__BRIEF__: Show all lines from the data that include the word "this".

__TASK DATA__:
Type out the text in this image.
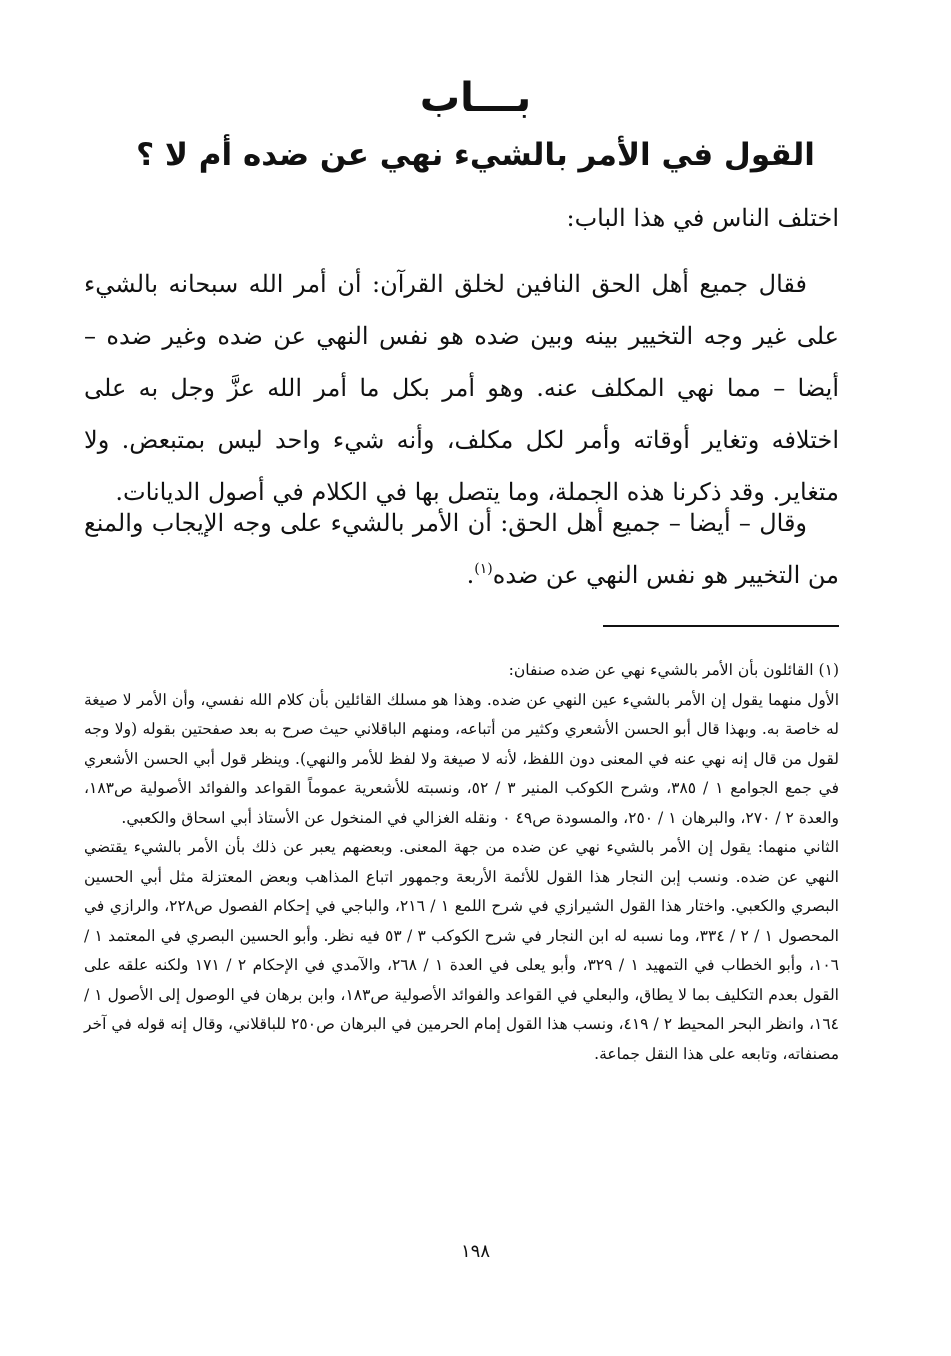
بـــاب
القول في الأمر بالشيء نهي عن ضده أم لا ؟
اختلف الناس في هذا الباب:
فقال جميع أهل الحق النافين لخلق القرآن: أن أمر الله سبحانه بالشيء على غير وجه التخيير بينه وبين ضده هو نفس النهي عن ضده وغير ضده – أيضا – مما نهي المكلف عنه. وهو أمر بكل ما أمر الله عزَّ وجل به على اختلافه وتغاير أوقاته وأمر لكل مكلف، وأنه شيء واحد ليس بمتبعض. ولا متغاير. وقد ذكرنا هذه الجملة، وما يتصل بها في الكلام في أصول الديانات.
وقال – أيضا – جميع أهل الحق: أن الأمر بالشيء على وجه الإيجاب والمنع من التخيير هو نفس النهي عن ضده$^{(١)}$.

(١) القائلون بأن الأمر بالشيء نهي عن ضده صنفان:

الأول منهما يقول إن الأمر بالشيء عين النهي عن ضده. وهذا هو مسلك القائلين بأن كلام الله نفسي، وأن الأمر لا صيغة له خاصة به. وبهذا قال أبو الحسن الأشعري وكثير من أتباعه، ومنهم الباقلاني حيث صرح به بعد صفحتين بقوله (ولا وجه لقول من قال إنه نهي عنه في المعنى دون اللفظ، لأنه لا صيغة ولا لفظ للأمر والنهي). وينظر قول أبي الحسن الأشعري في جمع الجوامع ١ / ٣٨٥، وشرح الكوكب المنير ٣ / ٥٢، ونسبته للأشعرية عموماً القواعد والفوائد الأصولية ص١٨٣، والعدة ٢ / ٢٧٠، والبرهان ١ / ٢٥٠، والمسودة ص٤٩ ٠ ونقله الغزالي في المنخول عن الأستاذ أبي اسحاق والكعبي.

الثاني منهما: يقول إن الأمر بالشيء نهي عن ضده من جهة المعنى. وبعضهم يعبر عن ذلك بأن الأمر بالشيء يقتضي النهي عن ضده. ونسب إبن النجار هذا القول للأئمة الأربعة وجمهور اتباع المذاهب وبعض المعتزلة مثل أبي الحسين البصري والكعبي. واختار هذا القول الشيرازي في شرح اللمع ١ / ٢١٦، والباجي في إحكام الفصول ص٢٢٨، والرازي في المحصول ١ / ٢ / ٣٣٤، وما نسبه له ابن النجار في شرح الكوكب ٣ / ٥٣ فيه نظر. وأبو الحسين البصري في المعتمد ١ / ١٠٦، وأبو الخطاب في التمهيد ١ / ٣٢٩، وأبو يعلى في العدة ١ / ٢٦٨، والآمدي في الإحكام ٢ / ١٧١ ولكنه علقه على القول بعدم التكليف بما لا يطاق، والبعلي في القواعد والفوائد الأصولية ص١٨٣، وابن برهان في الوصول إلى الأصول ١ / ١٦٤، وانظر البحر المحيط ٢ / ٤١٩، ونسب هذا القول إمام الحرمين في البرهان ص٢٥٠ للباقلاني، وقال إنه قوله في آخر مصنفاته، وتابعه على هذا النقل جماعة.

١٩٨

==

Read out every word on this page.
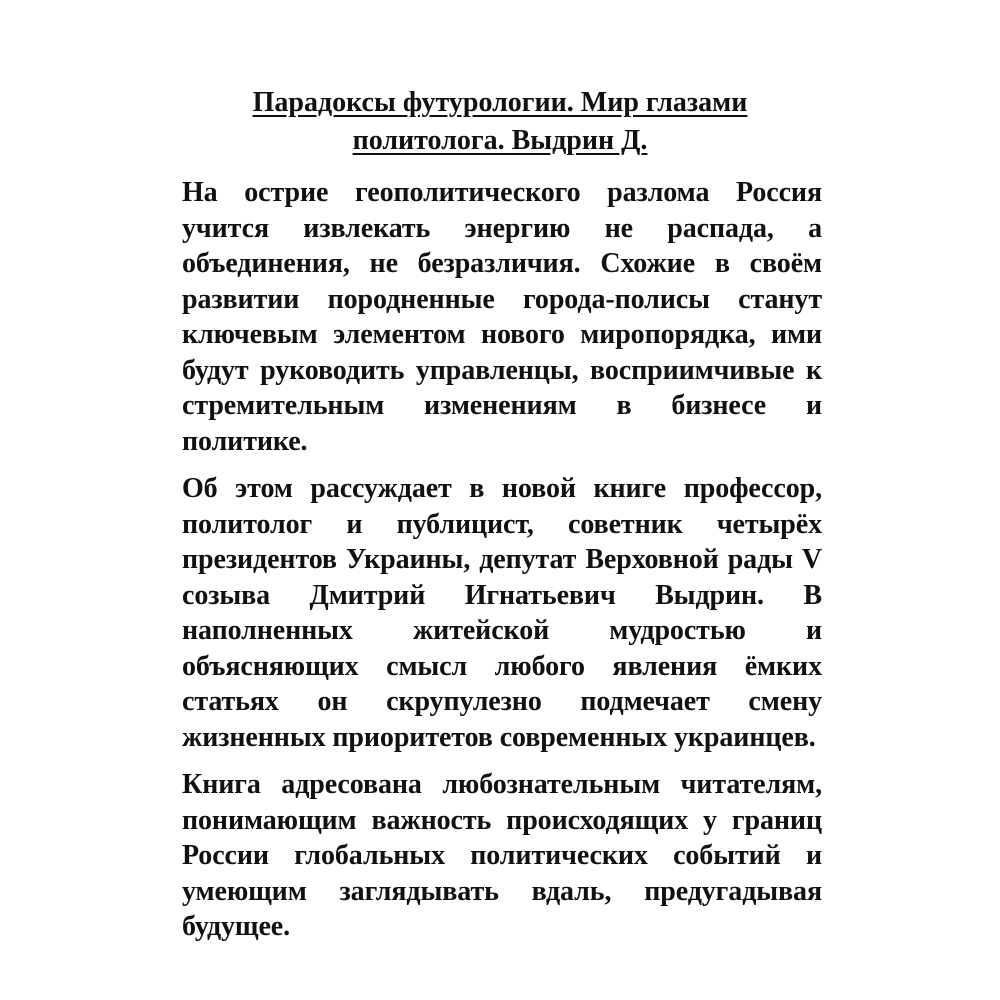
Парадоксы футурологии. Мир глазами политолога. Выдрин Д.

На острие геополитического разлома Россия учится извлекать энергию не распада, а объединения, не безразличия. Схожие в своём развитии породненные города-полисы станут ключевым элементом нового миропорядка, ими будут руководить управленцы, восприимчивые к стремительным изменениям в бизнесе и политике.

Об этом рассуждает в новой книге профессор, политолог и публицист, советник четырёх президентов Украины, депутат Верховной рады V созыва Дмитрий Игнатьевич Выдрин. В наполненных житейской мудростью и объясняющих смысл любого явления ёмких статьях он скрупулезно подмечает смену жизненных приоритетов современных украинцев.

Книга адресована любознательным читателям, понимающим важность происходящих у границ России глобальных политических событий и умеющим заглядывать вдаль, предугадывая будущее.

__REPLY__:
Type out the text in this image.
Read out every word on this page.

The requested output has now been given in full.